Pictures do not belong in the copy. Return all of the entries exactly.

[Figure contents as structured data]

** start **

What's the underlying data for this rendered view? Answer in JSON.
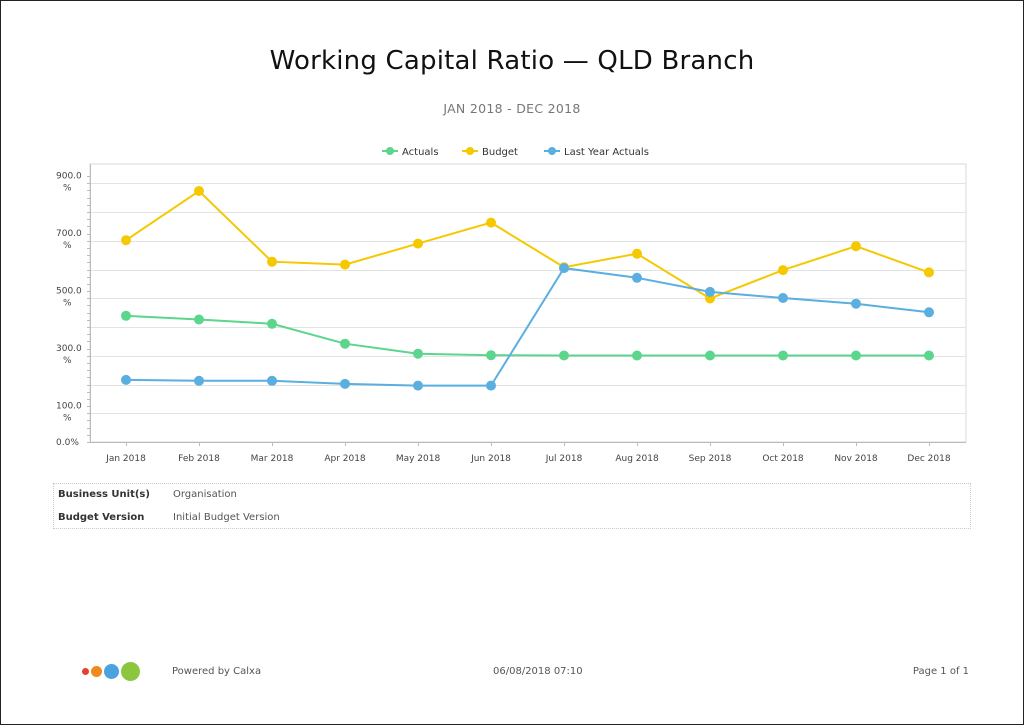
{
  "report": {
    "title": "Working Capital Ratio — QLD Branch",
    "subtitle": "JAN 2018 - DEC 2018"
  },
  "chart_data": {
    "type": "line",
    "categories": [
      "Jan 2018",
      "Feb 2018",
      "Mar 2018",
      "Apr 2018",
      "May 2018",
      "Jun 2018",
      "Jul 2018",
      "Aug 2018",
      "Sep 2018",
      "Oct 2018",
      "Nov 2018",
      "Dec 2018"
    ],
    "series": [
      {
        "name": "Actuals",
        "color": "#5bd68c",
        "values": [
          439,
          426,
          411,
          342,
          307,
          302,
          301,
          301,
          301,
          301,
          301,
          301
        ]
      },
      {
        "name": "Budget",
        "color": "#f5c800",
        "values": [
          702,
          873,
          627,
          617,
          690,
          763,
          608,
          655,
          499,
          598,
          681,
          590
        ]
      },
      {
        "name": "Last Year Actuals",
        "color": "#5aaee0",
        "values": [
          216,
          213,
          213,
          202,
          196,
          196,
          605,
          571,
          522,
          501,
          481,
          451
        ]
      }
    ],
    "ytick_labels": [
      {
        "value": 0,
        "label": "0.0%"
      },
      {
        "value": 100,
        "label": "100.0 %"
      },
      {
        "value": 300,
        "label": "300.0 %"
      },
      {
        "value": 500,
        "label": "500.0 %"
      },
      {
        "value": 700,
        "label": "700.0 %"
      },
      {
        "value": 900,
        "label": "900.0 %"
      }
    ],
    "ylim": [
      0,
      950
    ],
    "grid": true,
    "legend_position": "top-center"
  },
  "info": {
    "rows": [
      {
        "key": "Business Unit(s)",
        "value": "Organisation"
      },
      {
        "key": "Budget Version",
        "value": "Initial Budget Version"
      }
    ]
  },
  "footer": {
    "powered_by": "Powered by Calxa",
    "timestamp": "06/08/2018 07:10",
    "page": "Page 1 of 1",
    "logo_colors": [
      "#e8402e",
      "#f08a1c",
      "#4aa3df",
      "#8cc63f"
    ]
  }
}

** end **

Complete response:
What's the underlying data for this rendered view? Answer in JSON.
{
  "report": {
    "title": "Working Capital Ratio — QLD Branch",
    "subtitle": "JAN 2018 - DEC 2018"
  },
  "chart_data": {
    "type": "line",
    "categories": [
      "Jan 2018",
      "Feb 2018",
      "Mar 2018",
      "Apr 2018",
      "May 2018",
      "Jun 2018",
      "Jul 2018",
      "Aug 2018",
      "Sep 2018",
      "Oct 2018",
      "Nov 2018",
      "Dec 2018"
    ],
    "series": [
      {
        "name": "Actuals",
        "color": "#5bd68c",
        "values": [
          439,
          426,
          411,
          342,
          307,
          302,
          301,
          301,
          301,
          301,
          301,
          301
        ]
      },
      {
        "name": "Budget",
        "color": "#f5c800",
        "values": [
          702,
          873,
          627,
          617,
          690,
          763,
          608,
          655,
          499,
          598,
          681,
          590
        ]
      },
      {
        "name": "Last Year Actuals",
        "color": "#5aaee0",
        "values": [
          216,
          213,
          213,
          202,
          196,
          196,
          605,
          571,
          522,
          501,
          481,
          451
        ]
      }
    ],
    "ytick_labels": [
      {
        "value": 0,
        "label": "0.0%"
      },
      {
        "value": 100,
        "label": "100.0 %"
      },
      {
        "value": 300,
        "label": "300.0 %"
      },
      {
        "value": 500,
        "label": "500.0 %"
      },
      {
        "value": 700,
        "label": "700.0 %"
      },
      {
        "value": 900,
        "label": "900.0 %"
      }
    ],
    "ylim": [
      0,
      950
    ],
    "grid": true,
    "legend_position": "top-center"
  },
  "info": {
    "rows": [
      {
        "key": "Business Unit(s)",
        "value": "Organisation"
      },
      {
        "key": "Budget Version",
        "value": "Initial Budget Version"
      }
    ]
  },
  "footer": {
    "powered_by": "Powered by Calxa",
    "timestamp": "06/08/2018 07:10",
    "page": "Page 1 of 1",
    "logo_colors": [
      "#e8402e",
      "#f08a1c",
      "#4aa3df",
      "#8cc63f"
    ]
  }
}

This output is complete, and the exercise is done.